Records from a collection of figures
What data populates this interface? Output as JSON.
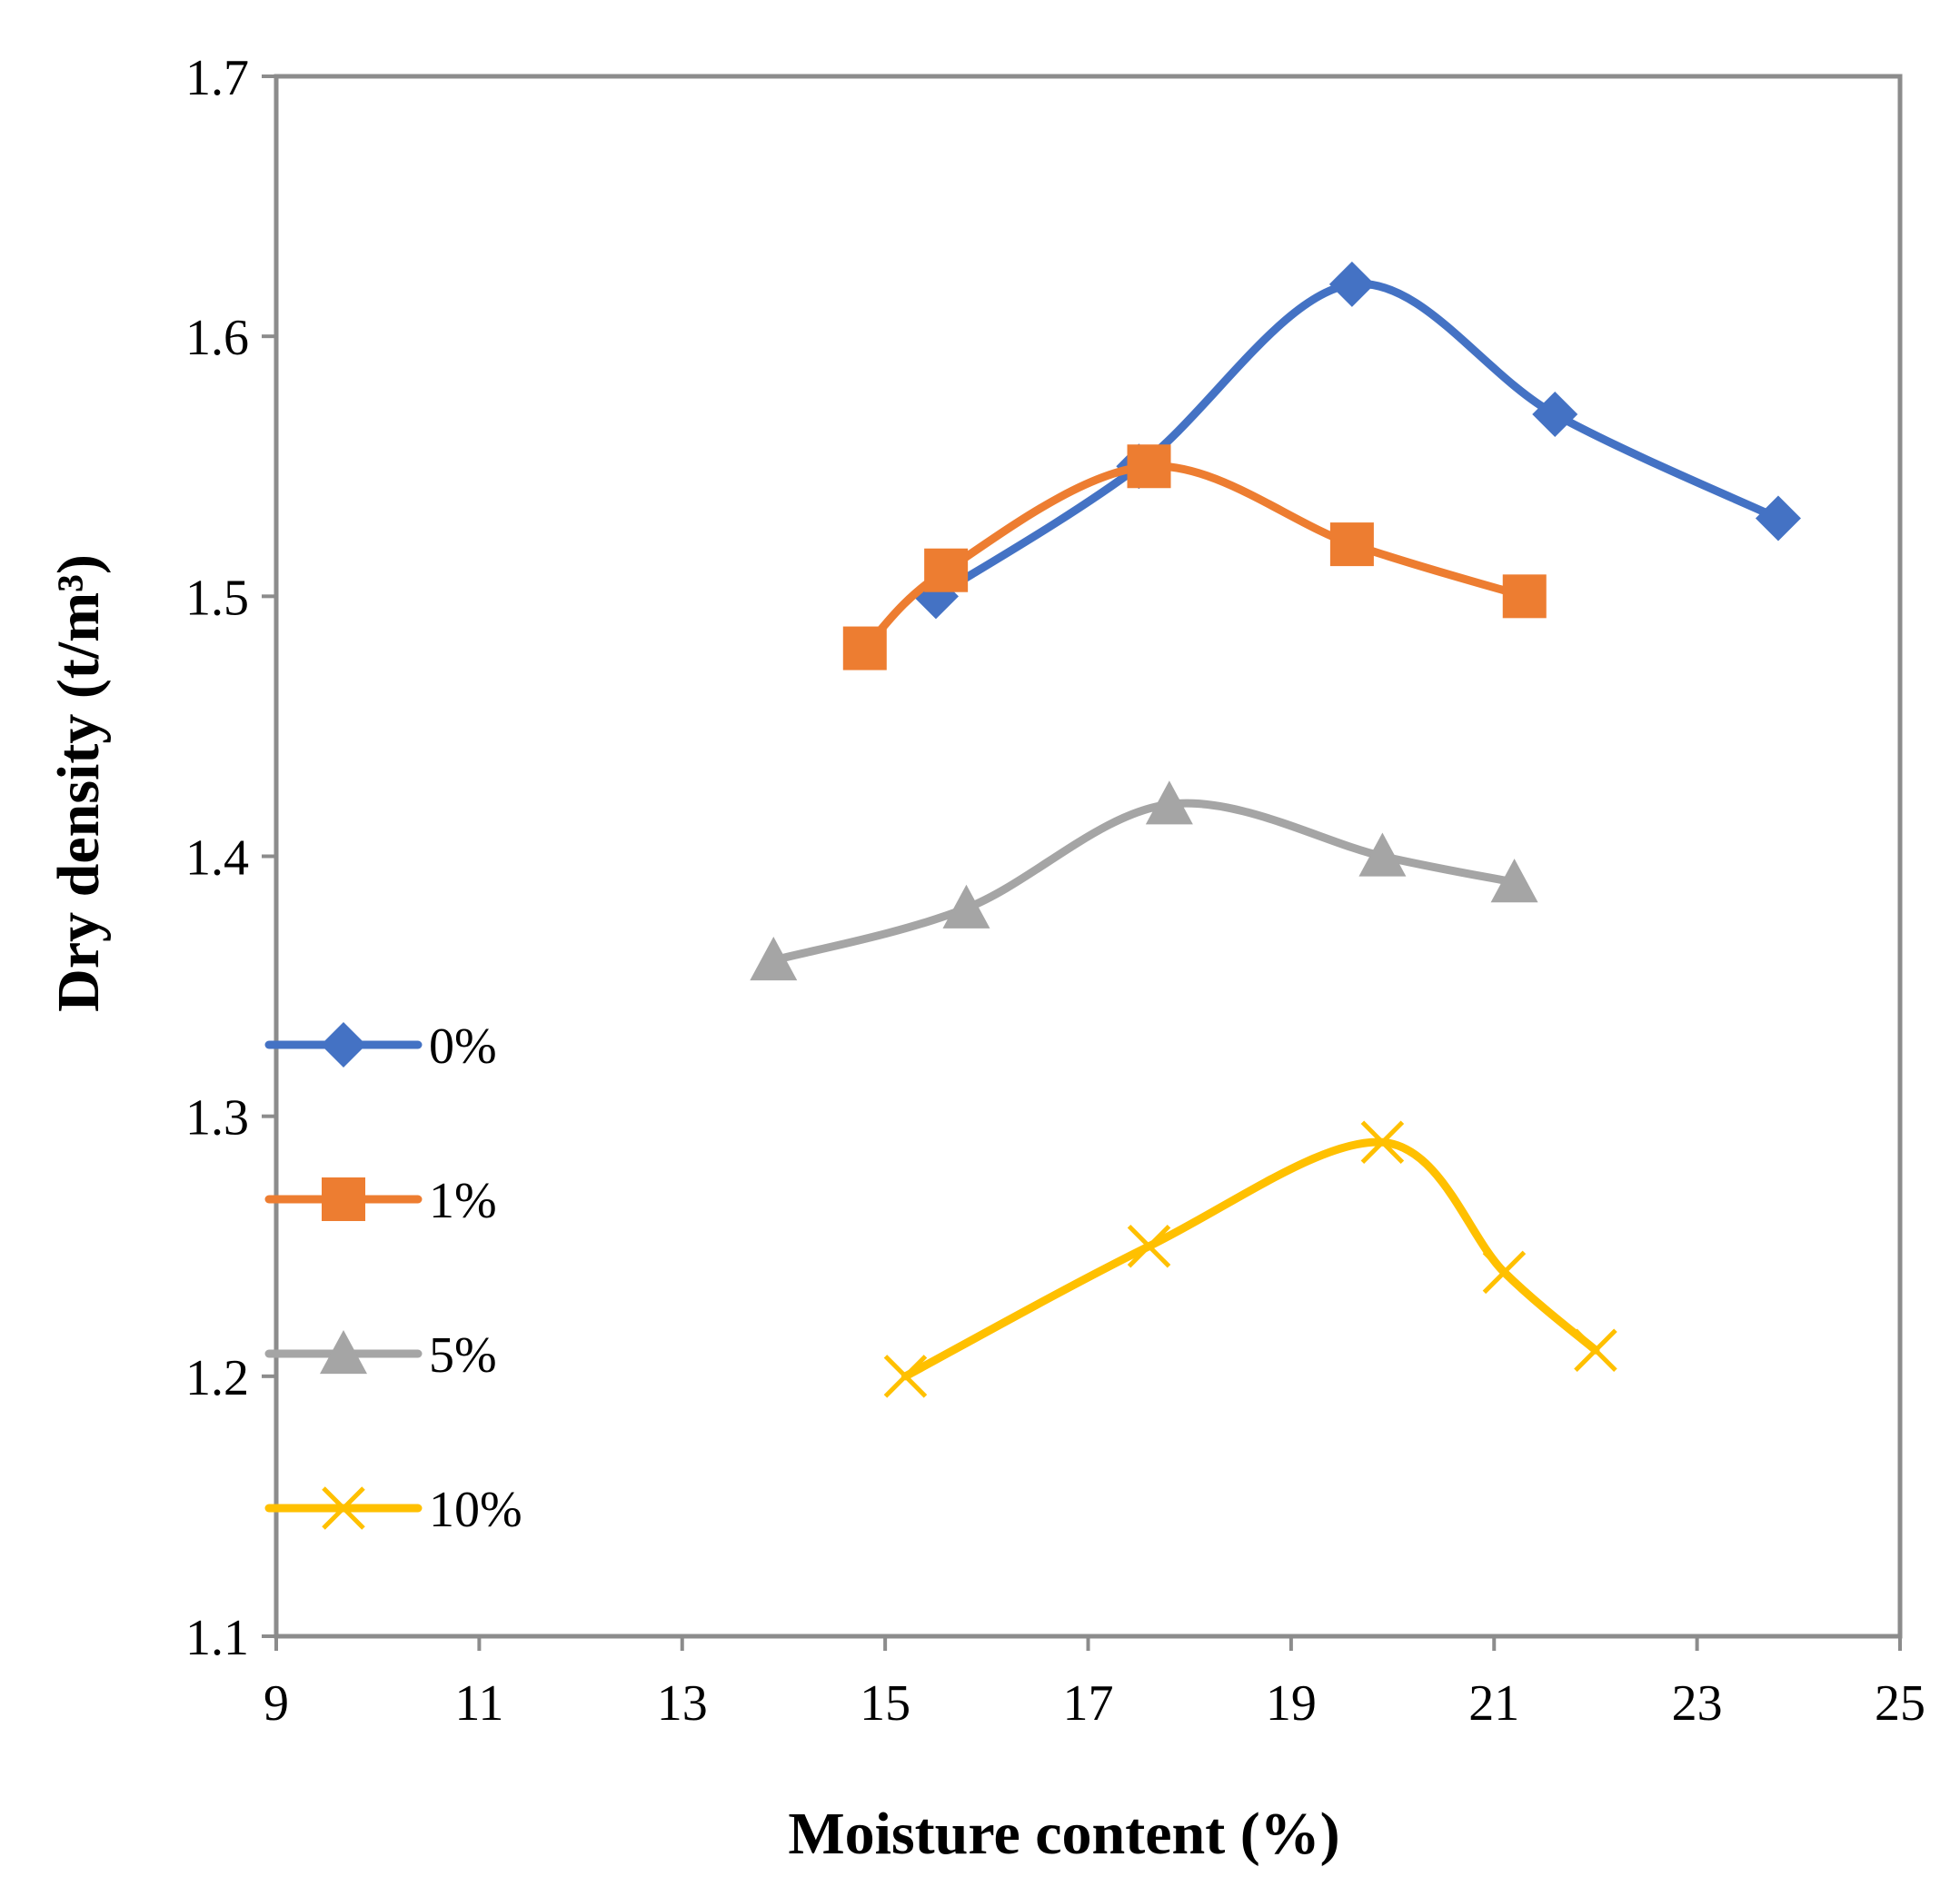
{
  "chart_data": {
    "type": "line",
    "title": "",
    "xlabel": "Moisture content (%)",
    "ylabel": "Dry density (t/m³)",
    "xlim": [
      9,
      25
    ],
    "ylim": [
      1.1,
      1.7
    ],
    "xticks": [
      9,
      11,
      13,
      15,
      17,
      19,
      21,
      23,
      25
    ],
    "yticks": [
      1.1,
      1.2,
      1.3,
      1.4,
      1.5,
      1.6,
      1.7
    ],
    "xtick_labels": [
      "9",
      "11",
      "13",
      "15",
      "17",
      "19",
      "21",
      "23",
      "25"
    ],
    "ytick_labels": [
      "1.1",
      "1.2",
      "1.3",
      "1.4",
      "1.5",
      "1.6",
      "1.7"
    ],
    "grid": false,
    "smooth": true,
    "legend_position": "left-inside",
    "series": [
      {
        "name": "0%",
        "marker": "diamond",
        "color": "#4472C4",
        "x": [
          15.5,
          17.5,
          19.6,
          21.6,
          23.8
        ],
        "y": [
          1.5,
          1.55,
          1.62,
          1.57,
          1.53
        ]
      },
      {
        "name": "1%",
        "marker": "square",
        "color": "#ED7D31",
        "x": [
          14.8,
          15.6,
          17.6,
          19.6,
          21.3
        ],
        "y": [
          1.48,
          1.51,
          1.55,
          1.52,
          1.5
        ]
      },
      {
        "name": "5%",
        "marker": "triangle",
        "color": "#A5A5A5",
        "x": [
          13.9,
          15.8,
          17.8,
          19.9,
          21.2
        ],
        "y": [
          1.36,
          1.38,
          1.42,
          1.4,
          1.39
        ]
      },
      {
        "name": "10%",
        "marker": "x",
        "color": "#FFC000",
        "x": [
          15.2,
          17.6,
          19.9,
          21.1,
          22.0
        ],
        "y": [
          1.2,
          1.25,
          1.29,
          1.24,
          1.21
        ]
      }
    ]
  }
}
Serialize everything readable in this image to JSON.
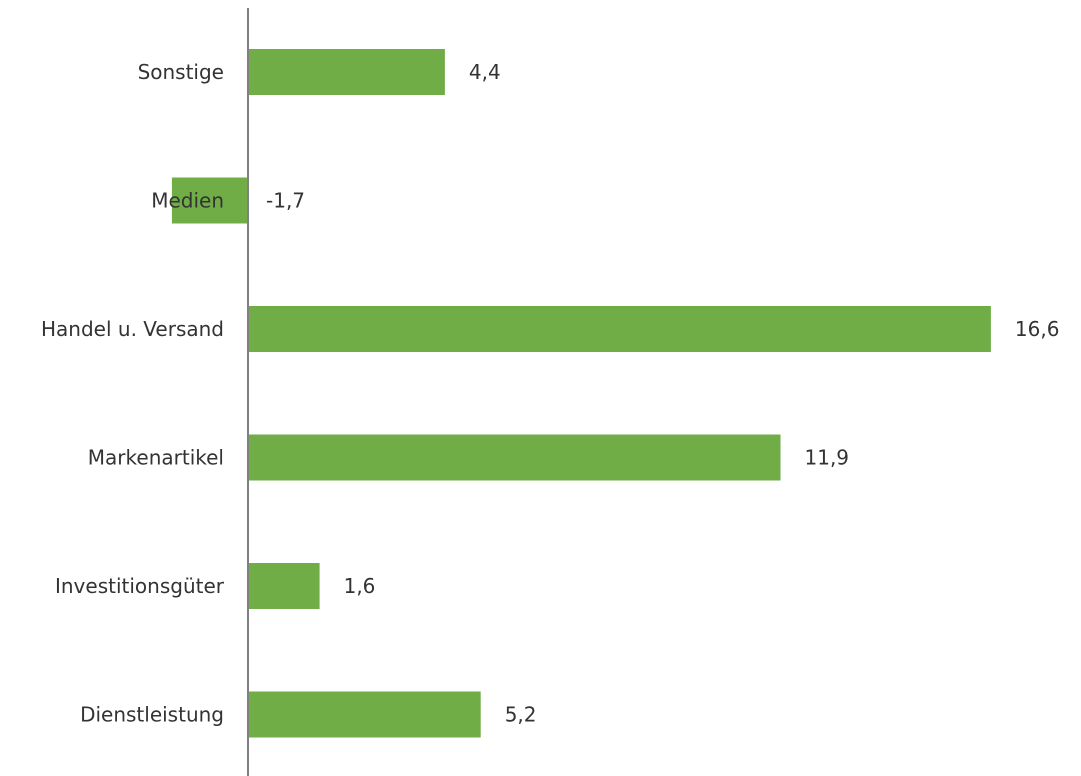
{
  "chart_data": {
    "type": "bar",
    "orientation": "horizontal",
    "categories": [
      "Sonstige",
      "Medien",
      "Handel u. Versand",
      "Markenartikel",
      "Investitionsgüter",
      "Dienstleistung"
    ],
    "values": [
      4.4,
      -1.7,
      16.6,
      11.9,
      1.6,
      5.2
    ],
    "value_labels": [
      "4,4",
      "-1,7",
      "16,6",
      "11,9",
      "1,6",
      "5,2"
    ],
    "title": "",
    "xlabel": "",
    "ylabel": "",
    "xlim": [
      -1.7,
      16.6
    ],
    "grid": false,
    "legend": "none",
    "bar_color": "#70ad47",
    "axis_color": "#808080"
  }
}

*Your task*: Every record must be copied exactly, with images dropped from the result.

*Response for this exercise*:
What data populates this interface? Output as JSON.
{
  "chart_data": {
    "type": "line",
    "title": "",
    "xlabel": "Moisture content (%)",
    "ylabel": "Dry density (t/m³)",
    "xlim": [
      9,
      25
    ],
    "ylim": [
      1.1,
      1.7
    ],
    "xticks": [
      9,
      11,
      13,
      15,
      17,
      19,
      21,
      23,
      25
    ],
    "yticks": [
      1.1,
      1.2,
      1.3,
      1.4,
      1.5,
      1.6,
      1.7
    ],
    "xtick_labels": [
      "9",
      "11",
      "13",
      "15",
      "17",
      "19",
      "21",
      "23",
      "25"
    ],
    "ytick_labels": [
      "1.1",
      "1.2",
      "1.3",
      "1.4",
      "1.5",
      "1.6",
      "1.7"
    ],
    "grid": false,
    "smooth": true,
    "legend_position": "left-inside",
    "series": [
      {
        "name": "0%",
        "marker": "diamond",
        "color": "#4472C4",
        "x": [
          15.5,
          17.5,
          19.6,
          21.6,
          23.8
        ],
        "y": [
          1.5,
          1.55,
          1.62,
          1.57,
          1.53
        ]
      },
      {
        "name": "1%",
        "marker": "square",
        "color": "#ED7D31",
        "x": [
          14.8,
          15.6,
          17.6,
          19.6,
          21.3
        ],
        "y": [
          1.48,
          1.51,
          1.55,
          1.52,
          1.5
        ]
      },
      {
        "name": "5%",
        "marker": "triangle",
        "color": "#A5A5A5",
        "x": [
          13.9,
          15.8,
          17.8,
          19.9,
          21.2
        ],
        "y": [
          1.36,
          1.38,
          1.42,
          1.4,
          1.39
        ]
      },
      {
        "name": "10%",
        "marker": "x",
        "color": "#FFC000",
        "x": [
          15.2,
          17.6,
          19.9,
          21.1,
          22.0
        ],
        "y": [
          1.2,
          1.25,
          1.29,
          1.24,
          1.21
        ]
      }
    ]
  }
}
Serialize everything readable in this image to JSON.
{
  "chart_data": {
    "type": "bar",
    "orientation": "horizontal",
    "categories": [
      "Sonstige",
      "Medien",
      "Handel u. Versand",
      "Markenartikel",
      "Investitionsgüter",
      "Dienstleistung"
    ],
    "values": [
      4.4,
      -1.7,
      16.6,
      11.9,
      1.6,
      5.2
    ],
    "value_labels": [
      "4,4",
      "-1,7",
      "16,6",
      "11,9",
      "1,6",
      "5,2"
    ],
    "title": "",
    "xlabel": "",
    "ylabel": "",
    "xlim": [
      -1.7,
      16.6
    ],
    "grid": false,
    "legend": "none",
    "bar_color": "#70ad47",
    "axis_color": "#808080"
  }
}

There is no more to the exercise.